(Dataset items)
>> START
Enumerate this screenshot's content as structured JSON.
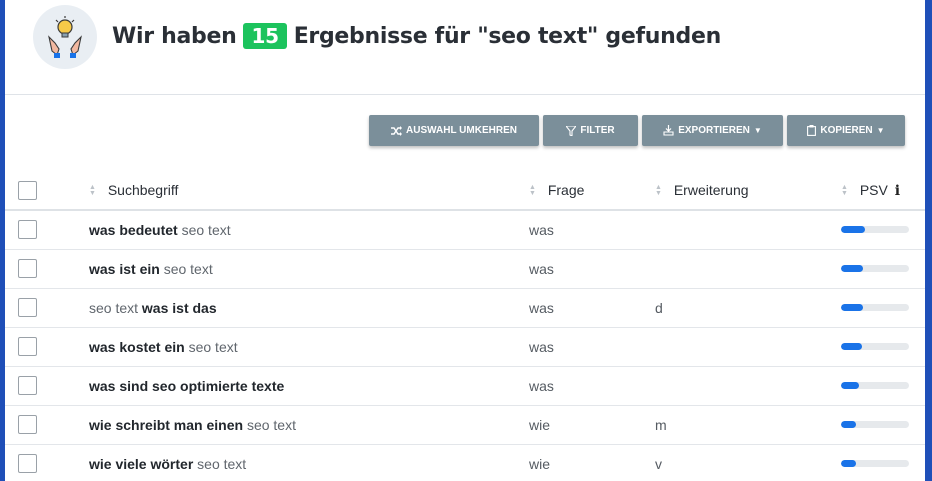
{
  "header": {
    "title_before": "Wir haben",
    "count": "15",
    "title_after": "Ergebnisse für \"seo text\" gefunden",
    "logo_icon": "lightbulb-hands-icon"
  },
  "toolbar": {
    "invert_label": "AUSWAHL UMKEHREN",
    "filter_label": "FILTER",
    "export_label": "EXPORTIEREN",
    "copy_label": "KOPIEREN",
    "button_color": "#7b8f9a"
  },
  "table": {
    "columns": {
      "term": "Suchbegriff",
      "frage": "Frage",
      "erweiterung": "Erweiterung",
      "psv": "PSV"
    },
    "rows": [
      {
        "parts": [
          {
            "text": "was bedeutet",
            "bold": true
          },
          {
            "text": " seo text",
            "bold": false
          }
        ],
        "frage": "was",
        "erweiterung": "",
        "psv": 0.36
      },
      {
        "parts": [
          {
            "text": "was ist ein",
            "bold": true
          },
          {
            "text": " seo text",
            "bold": false
          }
        ],
        "frage": "was",
        "erweiterung": "",
        "psv": 0.32
      },
      {
        "parts": [
          {
            "text": "seo text ",
            "bold": false
          },
          {
            "text": "was ist das",
            "bold": true
          }
        ],
        "frage": "was",
        "erweiterung": "d",
        "psv": 0.32
      },
      {
        "parts": [
          {
            "text": "was kostet ein",
            "bold": true
          },
          {
            "text": " seo text",
            "bold": false
          }
        ],
        "frage": "was",
        "erweiterung": "",
        "psv": 0.31
      },
      {
        "parts": [
          {
            "text": "was sind seo optimierte texte",
            "bold": true
          }
        ],
        "frage": "was",
        "erweiterung": "",
        "psv": 0.27
      },
      {
        "parts": [
          {
            "text": "wie schreibt man einen",
            "bold": true
          },
          {
            "text": " seo text",
            "bold": false
          }
        ],
        "frage": "wie",
        "erweiterung": "m",
        "psv": 0.22
      },
      {
        "parts": [
          {
            "text": "wie viele wörter",
            "bold": true
          },
          {
            "text": " seo text",
            "bold": false
          }
        ],
        "frage": "wie",
        "erweiterung": "v",
        "psv": 0.22
      }
    ]
  }
}
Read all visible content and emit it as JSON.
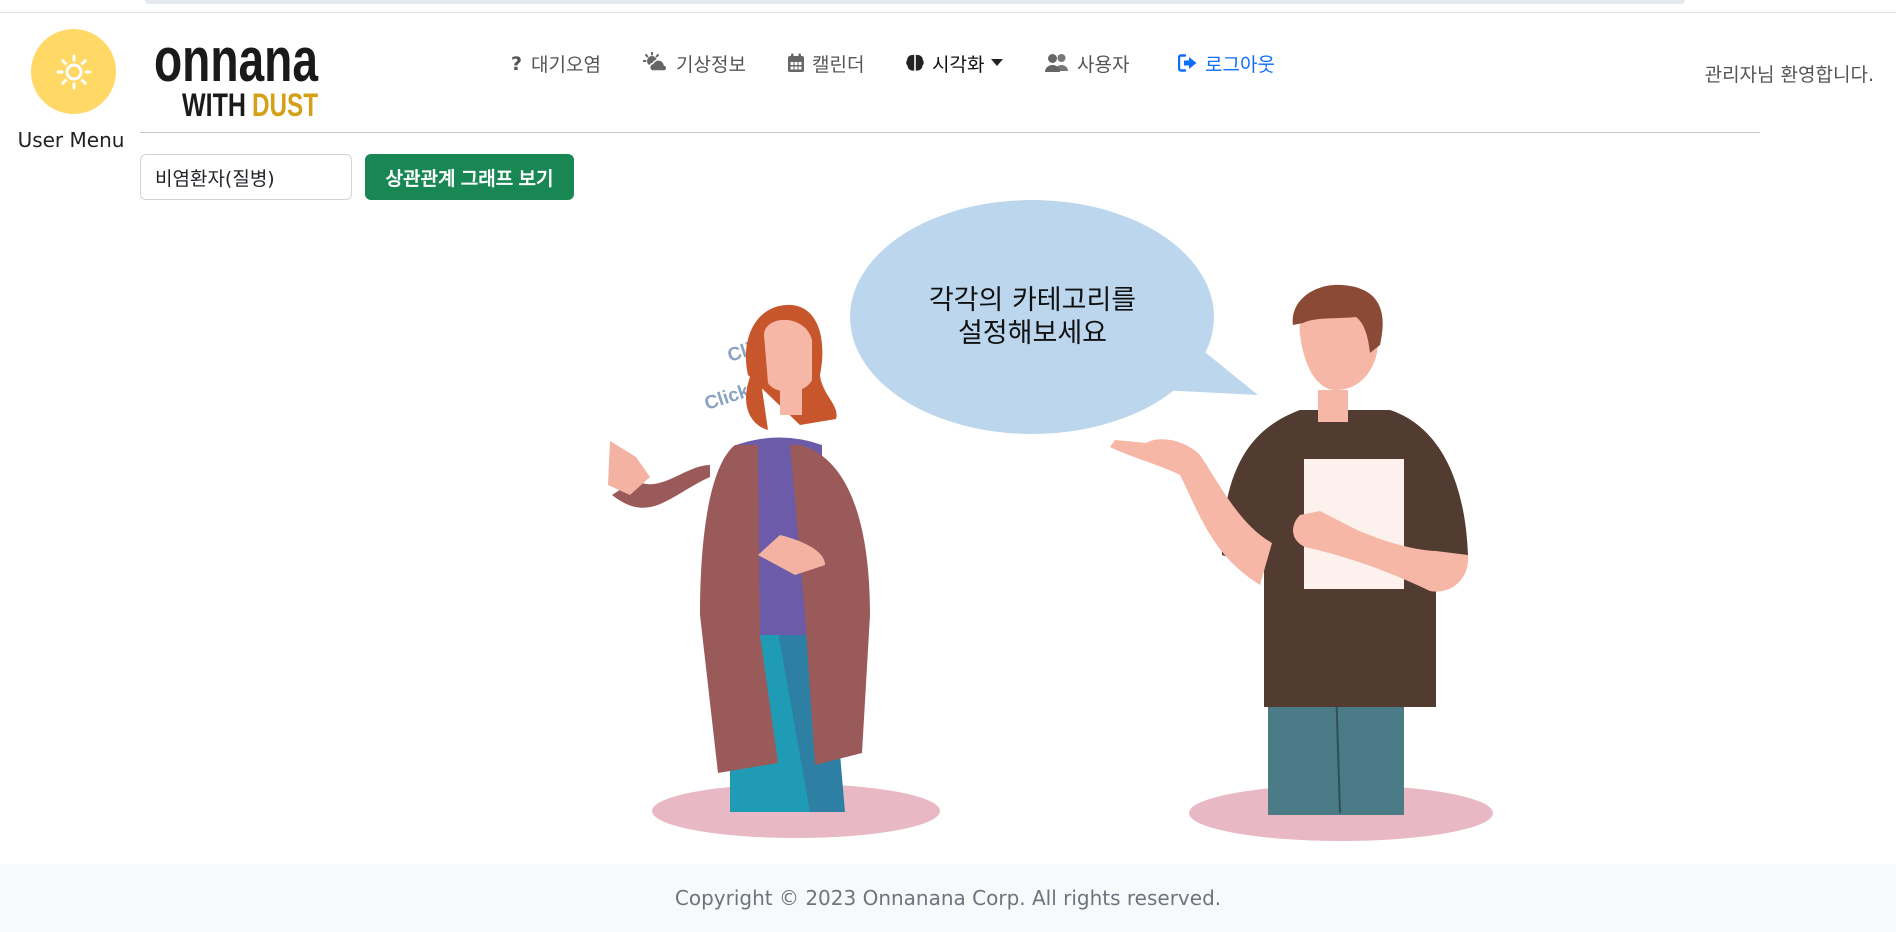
{
  "header": {
    "user_menu_label": "User Menu",
    "logo": {
      "line1": "onnana",
      "line2_a": "WITH",
      "line2_b": "DUST"
    },
    "nav": [
      {
        "label": "대기오염",
        "icon": "question-icon"
      },
      {
        "label": "기상정보",
        "icon": "cloud-sun-icon"
      },
      {
        "label": "캘린더",
        "icon": "calendar-icon"
      },
      {
        "label": "시각화",
        "icon": "brain-icon",
        "dropdown": true
      },
      {
        "label": "사용자",
        "icon": "users-icon"
      },
      {
        "label": "로그아웃",
        "icon": "logout-icon"
      }
    ],
    "welcome": "관리자님 환영합니다."
  },
  "controls": {
    "select_value": "비염환자(질병)",
    "graph_button": "상관관계 그래프 보기"
  },
  "illustration": {
    "bubble_line1": "각각의 카테고리를",
    "bubble_line2": "설정해보세요",
    "click1": "Click!",
    "click2": "Click!"
  },
  "footer": {
    "copyright": "Copyright © 2023 Onnanana Corp. All rights reserved."
  },
  "colors": {
    "accent_green": "#198754",
    "link_blue": "#0d6efd",
    "avatar_yellow": "#ffd866",
    "logo_gold": "#d4a017",
    "bubble": "#bcd6ee"
  }
}
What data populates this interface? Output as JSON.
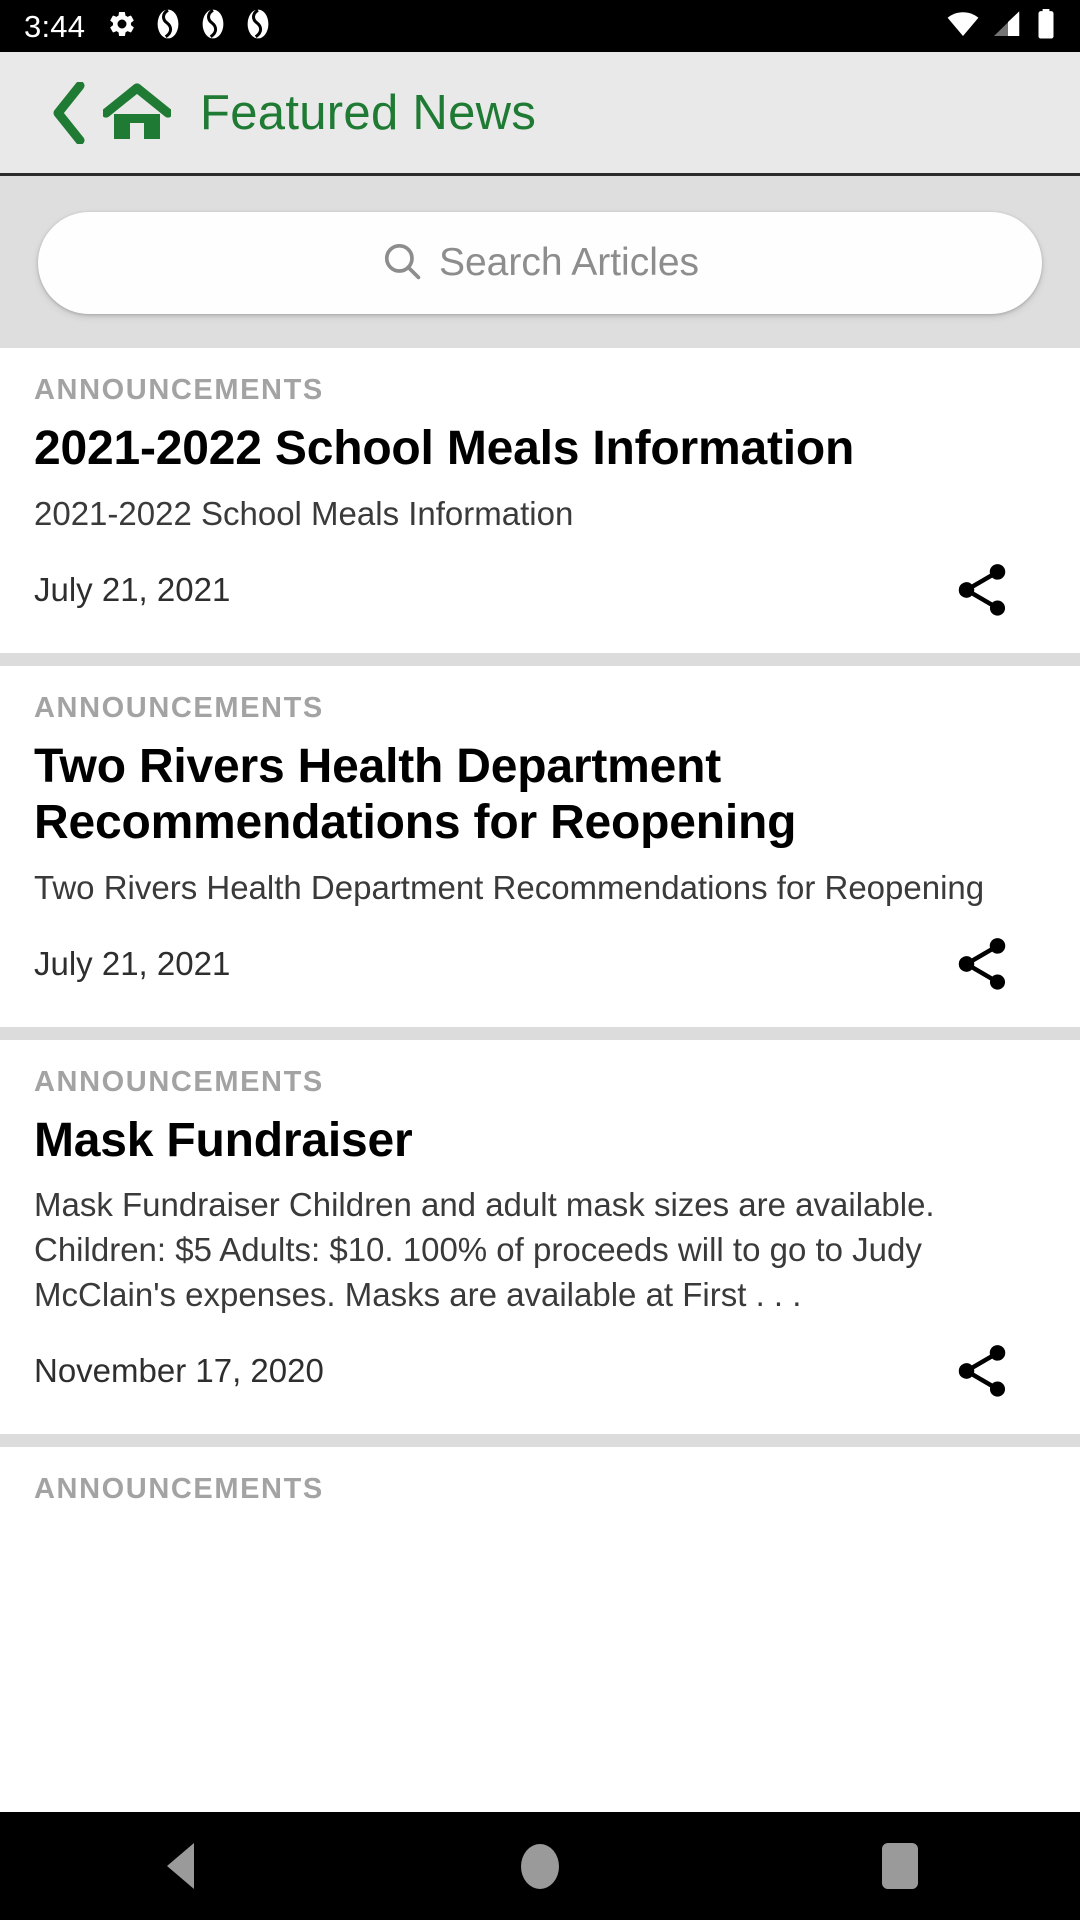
{
  "status_bar": {
    "time": "3:44",
    "left_icons": [
      "gear-icon",
      "swirl-icon",
      "swirl-icon",
      "swirl-icon"
    ],
    "right_icons": [
      "wifi-icon",
      "cellular-signal-icon",
      "battery-icon"
    ]
  },
  "header": {
    "back_icon": "chevron-left-icon",
    "home_icon": "home-icon",
    "title": "Featured News",
    "accent_color": "#1f7a33"
  },
  "search": {
    "icon": "search-icon",
    "placeholder": "Search Articles",
    "value": ""
  },
  "articles": [
    {
      "category": "ANNOUNCEMENTS",
      "title": "2021-2022 School Meals Information",
      "summary": "2021-2022 School Meals Information",
      "date": "July 21, 2021",
      "share_icon": "share-icon"
    },
    {
      "category": "ANNOUNCEMENTS",
      "title": "Two Rivers Health Department Recommendations for Reopening",
      "summary": "Two Rivers Health Department Recommendations for Reopening",
      "date": "July 21, 2021",
      "share_icon": "share-icon"
    },
    {
      "category": "ANNOUNCEMENTS",
      "title": "Mask Fundraiser",
      "summary": "Mask Fundraiser Children and adult mask sizes are available. Children: $5 Adults: $10. 100% of proceeds will to go to Judy McClain's expenses.  Masks are available at First . . .",
      "date": "November 17, 2020",
      "share_icon": "share-icon"
    },
    {
      "category": "ANNOUNCEMENTS",
      "title": "",
      "summary": "",
      "date": "",
      "share_icon": "share-icon"
    }
  ],
  "nav_bar": {
    "back_label": "back-button",
    "home_label": "home-button",
    "recents_label": "recents-button"
  }
}
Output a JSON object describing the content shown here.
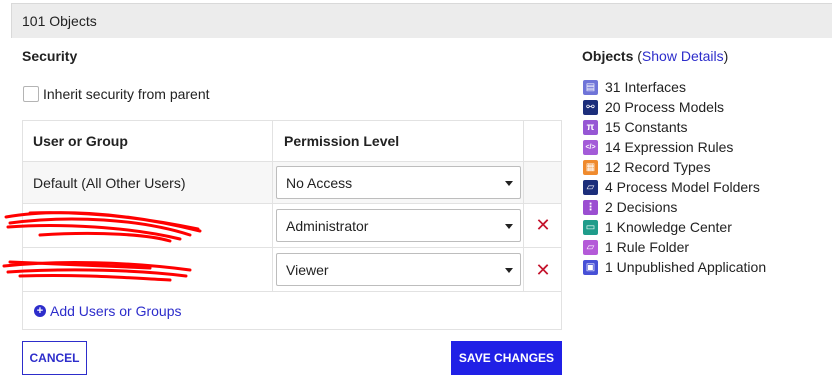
{
  "header": {
    "title": "101 Objects"
  },
  "security": {
    "title": "Security",
    "inherit_label": "Inherit security from parent",
    "columns": [
      "User or Group",
      "Permission Level"
    ],
    "rows": [
      {
        "user": "Default (All Other Users)",
        "permission": "No Access",
        "removable": false
      },
      {
        "user": "",
        "permission": "Administrator",
        "removable": true
      },
      {
        "user": "",
        "permission": "Viewer",
        "removable": true
      }
    ],
    "add_label": "Add Users or Groups"
  },
  "buttons": {
    "cancel": "CANCEL",
    "save": "SAVE CHANGES"
  },
  "objects": {
    "title": "Objects",
    "paren_open": " (",
    "link": "Show Details",
    "paren_close": ")",
    "items": [
      {
        "label": "31 Interfaces",
        "icon": "interface-icon",
        "color": "#6f74d8",
        "glyph": "▤"
      },
      {
        "label": "20 Process Models",
        "icon": "process-model-icon",
        "color": "#1c2e7a",
        "glyph": "⚯"
      },
      {
        "label": "15 Constants",
        "icon": "constant-icon",
        "color": "#9657d4",
        "glyph": "π"
      },
      {
        "label": "14 Expression Rules",
        "icon": "expression-rule-icon",
        "color": "#a35bd8",
        "glyph": "</>"
      },
      {
        "label": "12 Record Types",
        "icon": "record-type-icon",
        "color": "#ef8a2d",
        "glyph": "▦"
      },
      {
        "label": "4 Process Model Folders",
        "icon": "process-model-folder-icon",
        "color": "#1c2e7a",
        "glyph": "▱"
      },
      {
        "label": "2 Decisions",
        "icon": "decision-icon",
        "color": "#9b4ed1",
        "glyph": "⋮"
      },
      {
        "label": "1 Knowledge Center",
        "icon": "knowledge-center-icon",
        "color": "#1f9c8a",
        "glyph": "▭"
      },
      {
        "label": "1 Rule Folder",
        "icon": "rule-folder-icon",
        "color": "#b45ad8",
        "glyph": "▱"
      },
      {
        "label": "1 Unpublished Application",
        "icon": "application-icon",
        "color": "#4750d6",
        "glyph": "▣"
      }
    ]
  },
  "colors": {
    "link": "#2d2dcb",
    "save_button": "#2020e6",
    "remove": "#c4132c",
    "redaction": "#ff0000"
  }
}
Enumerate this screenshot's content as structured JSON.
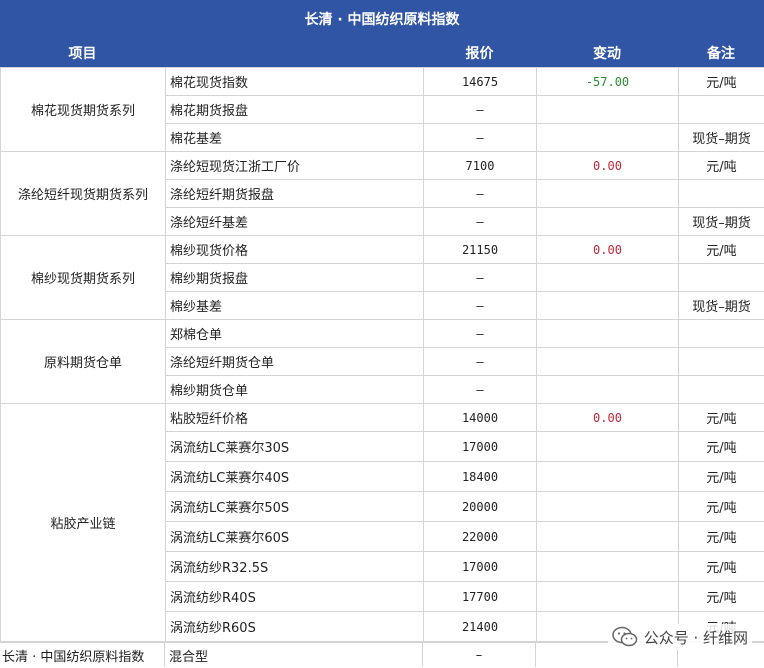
>> END
*PROBLEM TO SOLVE*:
Give the count of lines in the data shown above that contain "home", and nothing else.

*ANSWER FOR THIS EXERCISE*:
2